--- begin DATASET ---

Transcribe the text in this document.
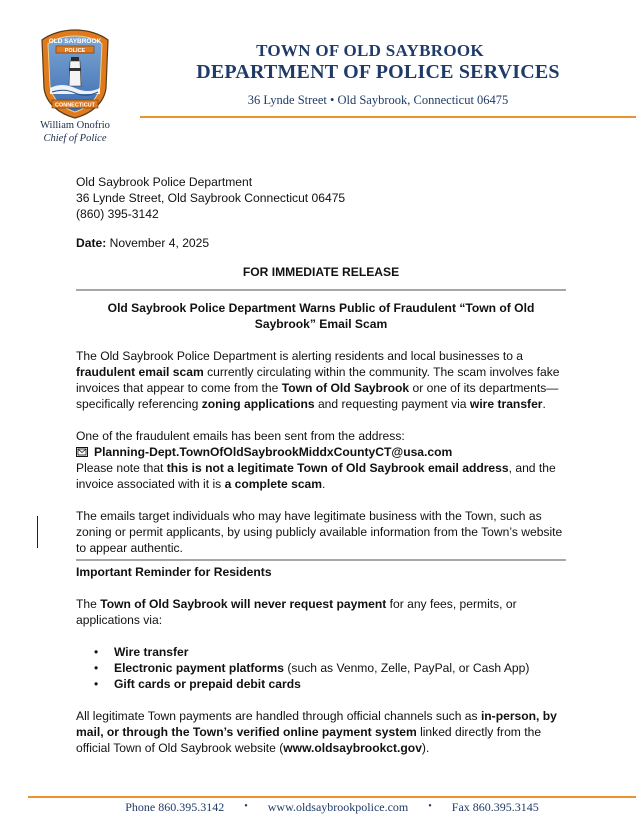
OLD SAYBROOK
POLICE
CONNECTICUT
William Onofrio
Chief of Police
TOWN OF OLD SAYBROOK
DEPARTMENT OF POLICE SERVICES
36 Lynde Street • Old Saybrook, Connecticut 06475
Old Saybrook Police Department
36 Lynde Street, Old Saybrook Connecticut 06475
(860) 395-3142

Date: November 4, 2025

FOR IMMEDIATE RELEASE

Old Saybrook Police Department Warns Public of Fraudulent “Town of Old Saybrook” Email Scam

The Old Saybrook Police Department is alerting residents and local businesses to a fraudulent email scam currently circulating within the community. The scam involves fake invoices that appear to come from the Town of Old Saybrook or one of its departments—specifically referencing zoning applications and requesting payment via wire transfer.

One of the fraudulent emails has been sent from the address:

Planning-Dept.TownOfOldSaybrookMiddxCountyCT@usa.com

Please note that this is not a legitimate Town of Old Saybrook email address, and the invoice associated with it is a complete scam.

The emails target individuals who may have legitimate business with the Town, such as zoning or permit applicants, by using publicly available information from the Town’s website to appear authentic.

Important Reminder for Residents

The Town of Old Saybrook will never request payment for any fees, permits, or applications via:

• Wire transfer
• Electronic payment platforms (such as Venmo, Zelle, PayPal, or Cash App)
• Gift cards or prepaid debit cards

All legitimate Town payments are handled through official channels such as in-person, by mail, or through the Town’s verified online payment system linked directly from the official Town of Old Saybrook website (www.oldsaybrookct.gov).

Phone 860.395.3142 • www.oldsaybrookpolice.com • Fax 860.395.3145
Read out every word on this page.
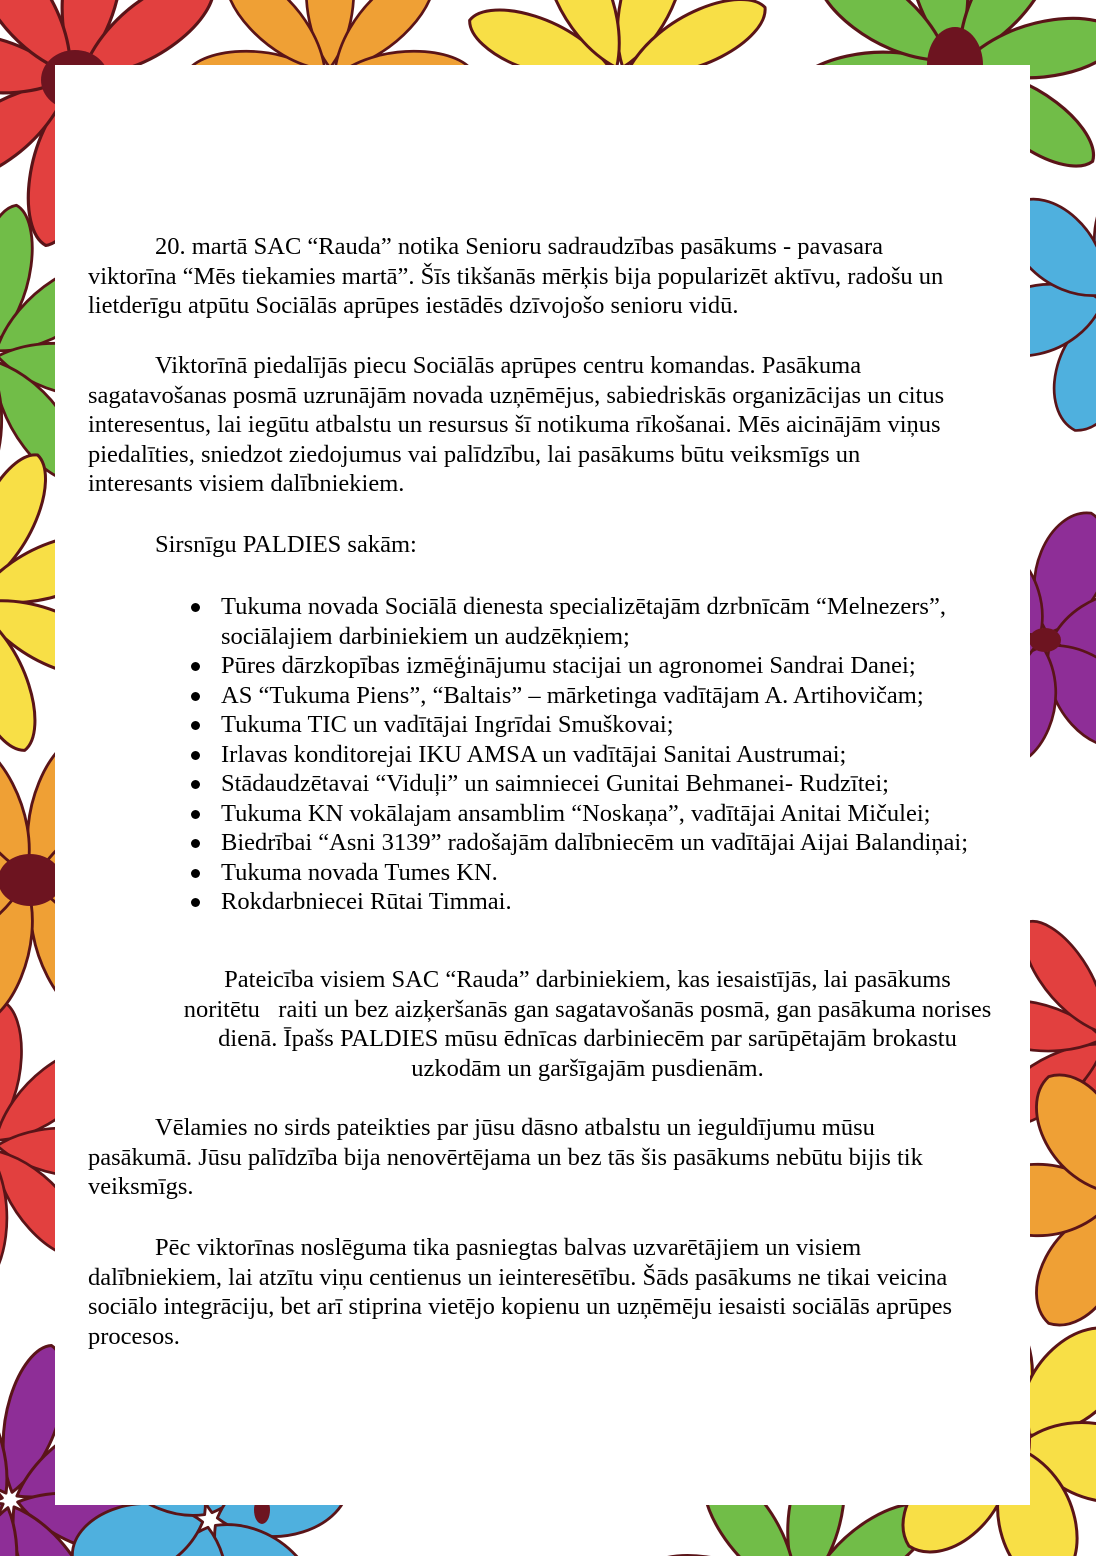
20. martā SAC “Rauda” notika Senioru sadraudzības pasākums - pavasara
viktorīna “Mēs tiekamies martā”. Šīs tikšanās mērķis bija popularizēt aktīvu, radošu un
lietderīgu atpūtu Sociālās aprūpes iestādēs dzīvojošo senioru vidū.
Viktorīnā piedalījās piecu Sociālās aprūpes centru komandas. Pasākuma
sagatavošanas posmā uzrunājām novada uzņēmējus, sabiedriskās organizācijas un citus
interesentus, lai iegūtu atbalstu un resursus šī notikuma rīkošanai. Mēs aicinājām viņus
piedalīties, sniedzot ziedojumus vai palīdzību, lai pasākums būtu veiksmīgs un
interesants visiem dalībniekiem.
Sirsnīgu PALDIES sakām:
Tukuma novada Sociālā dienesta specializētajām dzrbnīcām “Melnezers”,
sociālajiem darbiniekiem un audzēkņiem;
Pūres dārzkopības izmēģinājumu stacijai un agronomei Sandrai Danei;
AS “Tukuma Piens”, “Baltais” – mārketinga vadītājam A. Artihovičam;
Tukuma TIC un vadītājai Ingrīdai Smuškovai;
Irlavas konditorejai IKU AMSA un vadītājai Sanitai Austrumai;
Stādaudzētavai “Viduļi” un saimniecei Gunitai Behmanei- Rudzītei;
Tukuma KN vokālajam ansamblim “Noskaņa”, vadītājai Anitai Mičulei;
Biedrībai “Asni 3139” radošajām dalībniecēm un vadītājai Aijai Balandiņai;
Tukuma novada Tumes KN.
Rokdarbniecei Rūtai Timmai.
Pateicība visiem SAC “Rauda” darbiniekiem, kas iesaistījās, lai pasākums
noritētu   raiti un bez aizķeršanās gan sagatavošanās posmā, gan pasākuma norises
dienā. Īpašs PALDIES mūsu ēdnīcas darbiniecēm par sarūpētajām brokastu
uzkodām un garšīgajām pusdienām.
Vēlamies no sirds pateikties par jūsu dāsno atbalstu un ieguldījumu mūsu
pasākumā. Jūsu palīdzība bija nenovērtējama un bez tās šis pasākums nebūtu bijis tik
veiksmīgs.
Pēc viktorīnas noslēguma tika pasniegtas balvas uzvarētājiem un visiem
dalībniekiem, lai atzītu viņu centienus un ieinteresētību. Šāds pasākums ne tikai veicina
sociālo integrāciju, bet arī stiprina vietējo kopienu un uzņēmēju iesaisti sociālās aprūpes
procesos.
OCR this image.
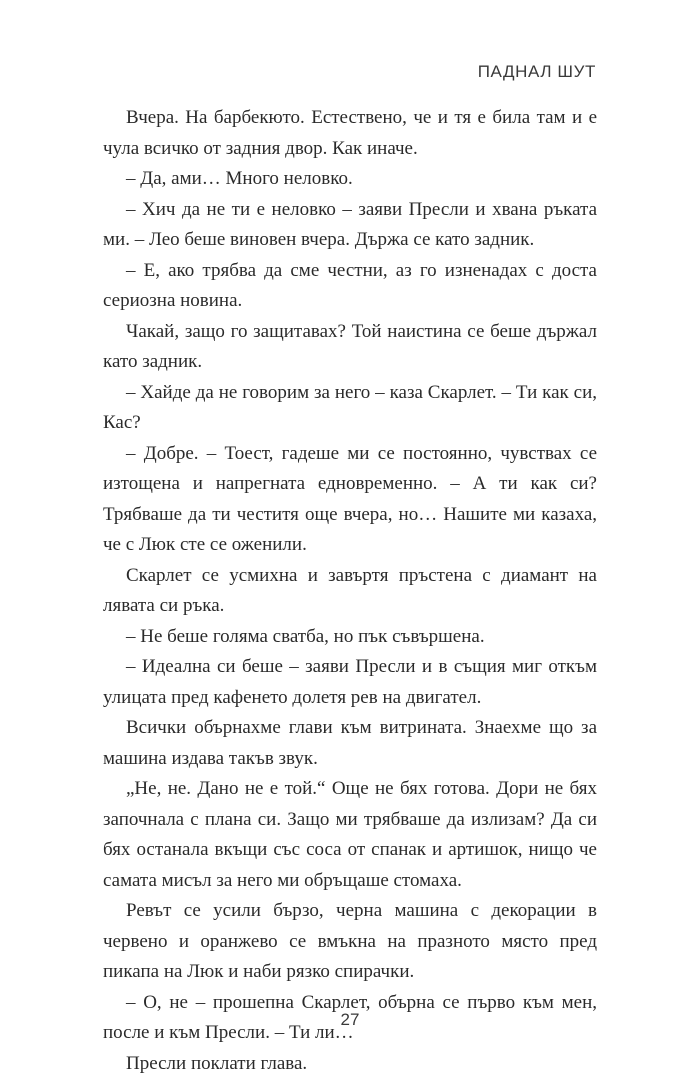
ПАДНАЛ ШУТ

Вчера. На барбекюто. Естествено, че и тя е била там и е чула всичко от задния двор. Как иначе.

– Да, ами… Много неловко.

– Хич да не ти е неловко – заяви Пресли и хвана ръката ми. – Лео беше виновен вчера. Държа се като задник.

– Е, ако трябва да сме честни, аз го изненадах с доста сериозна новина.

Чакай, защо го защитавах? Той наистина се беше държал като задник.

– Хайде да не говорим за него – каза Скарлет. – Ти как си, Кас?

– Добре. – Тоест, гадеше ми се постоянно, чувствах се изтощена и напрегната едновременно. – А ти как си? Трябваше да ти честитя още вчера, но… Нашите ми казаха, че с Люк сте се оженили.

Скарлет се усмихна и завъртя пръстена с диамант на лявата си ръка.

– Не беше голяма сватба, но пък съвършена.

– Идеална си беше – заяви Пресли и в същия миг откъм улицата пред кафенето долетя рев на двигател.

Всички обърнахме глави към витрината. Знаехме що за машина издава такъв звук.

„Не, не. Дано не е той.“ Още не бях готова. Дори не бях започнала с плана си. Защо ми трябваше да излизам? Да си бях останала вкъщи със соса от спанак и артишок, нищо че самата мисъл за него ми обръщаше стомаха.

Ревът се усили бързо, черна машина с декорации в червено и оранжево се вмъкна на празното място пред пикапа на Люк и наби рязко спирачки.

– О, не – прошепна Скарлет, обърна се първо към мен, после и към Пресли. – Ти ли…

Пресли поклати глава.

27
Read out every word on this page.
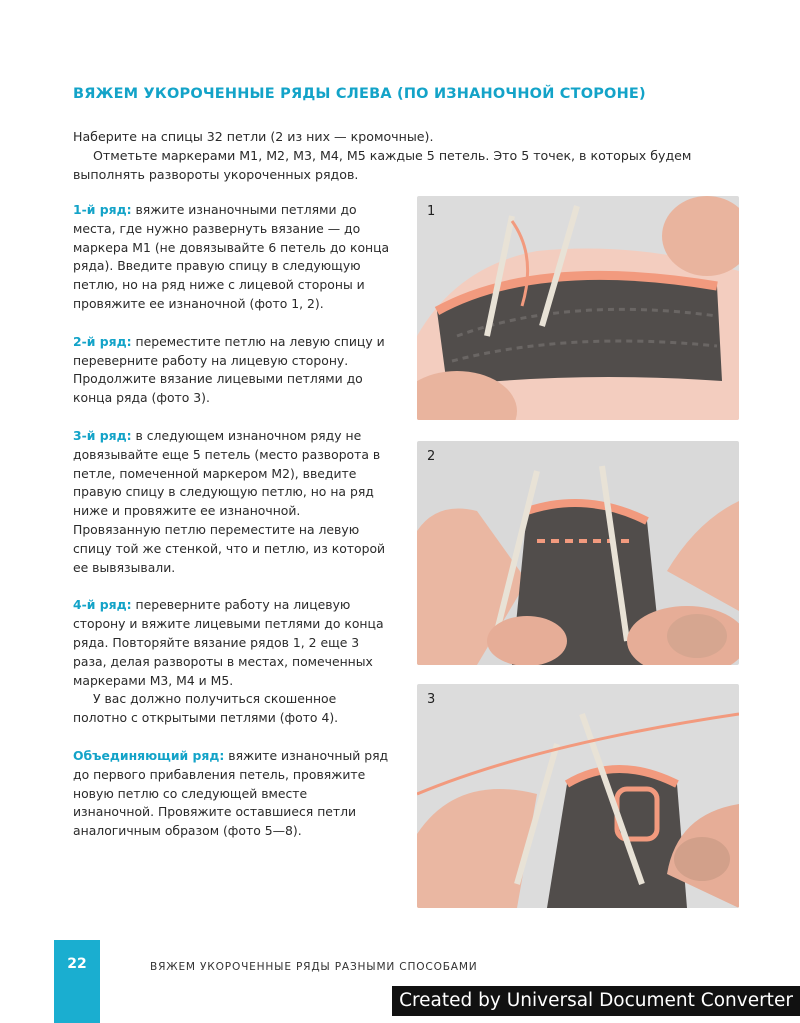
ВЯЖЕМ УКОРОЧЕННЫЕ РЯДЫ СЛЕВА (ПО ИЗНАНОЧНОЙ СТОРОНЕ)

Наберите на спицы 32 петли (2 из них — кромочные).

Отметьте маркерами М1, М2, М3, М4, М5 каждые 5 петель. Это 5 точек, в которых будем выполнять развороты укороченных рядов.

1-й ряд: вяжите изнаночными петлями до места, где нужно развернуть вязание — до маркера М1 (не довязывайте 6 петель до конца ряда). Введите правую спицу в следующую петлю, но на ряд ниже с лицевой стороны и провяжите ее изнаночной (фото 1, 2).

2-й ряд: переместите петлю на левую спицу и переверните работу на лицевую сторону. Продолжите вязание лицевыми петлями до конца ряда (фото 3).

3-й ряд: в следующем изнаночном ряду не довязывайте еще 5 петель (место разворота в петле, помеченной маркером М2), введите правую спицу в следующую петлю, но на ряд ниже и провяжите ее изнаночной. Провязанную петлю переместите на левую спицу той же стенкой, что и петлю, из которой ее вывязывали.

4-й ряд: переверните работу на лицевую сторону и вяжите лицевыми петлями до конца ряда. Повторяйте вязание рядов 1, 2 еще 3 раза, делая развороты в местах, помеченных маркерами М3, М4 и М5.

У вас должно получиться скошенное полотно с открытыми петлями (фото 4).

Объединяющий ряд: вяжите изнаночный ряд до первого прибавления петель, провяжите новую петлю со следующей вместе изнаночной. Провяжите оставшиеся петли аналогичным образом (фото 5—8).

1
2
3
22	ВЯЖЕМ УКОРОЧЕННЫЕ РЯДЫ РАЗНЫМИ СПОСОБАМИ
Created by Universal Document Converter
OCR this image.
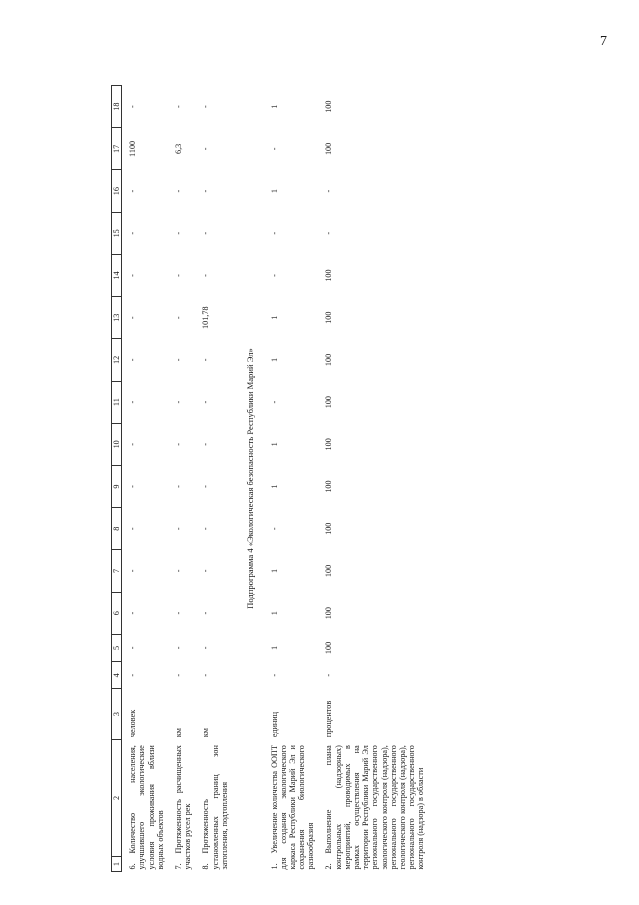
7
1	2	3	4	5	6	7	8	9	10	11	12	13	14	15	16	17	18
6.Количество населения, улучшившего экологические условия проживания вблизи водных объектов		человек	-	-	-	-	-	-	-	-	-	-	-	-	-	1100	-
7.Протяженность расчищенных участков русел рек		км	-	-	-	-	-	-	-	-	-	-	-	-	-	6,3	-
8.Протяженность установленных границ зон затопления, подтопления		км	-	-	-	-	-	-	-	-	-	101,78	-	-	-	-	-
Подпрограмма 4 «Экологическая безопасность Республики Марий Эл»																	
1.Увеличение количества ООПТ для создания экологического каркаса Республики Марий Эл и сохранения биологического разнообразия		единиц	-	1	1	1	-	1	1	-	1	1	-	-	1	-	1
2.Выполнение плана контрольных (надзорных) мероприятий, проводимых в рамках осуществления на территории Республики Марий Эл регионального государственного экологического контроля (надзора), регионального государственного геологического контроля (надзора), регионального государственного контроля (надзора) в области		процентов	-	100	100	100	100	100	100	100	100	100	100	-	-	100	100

--- end DATASET ---

• [WRITTEN EXERCISE]:
Search the listing above for the string "pasākums". Copy every line that contains it.

• [FINAL RESULT]:
20. martā SAC “Rauda” notika Senioru sadraudzības pasākums - pavasara
piedalīties, sniedzot ziedojumus vai palīdzību, lai pasākums būtu veiksmīgs un
Pateicība visiem SAC “Rauda” darbiniekiem, kas iesaistījās, lai pasākums
pasākumā. Jūsu palīdzība bija nenovērtējama un bez tās šis pasākums nebūtu bijis tik
dalībniekiem, lai atzītu viņu centienus un ieinteresētību. Šāds pasākums ne tikai veicina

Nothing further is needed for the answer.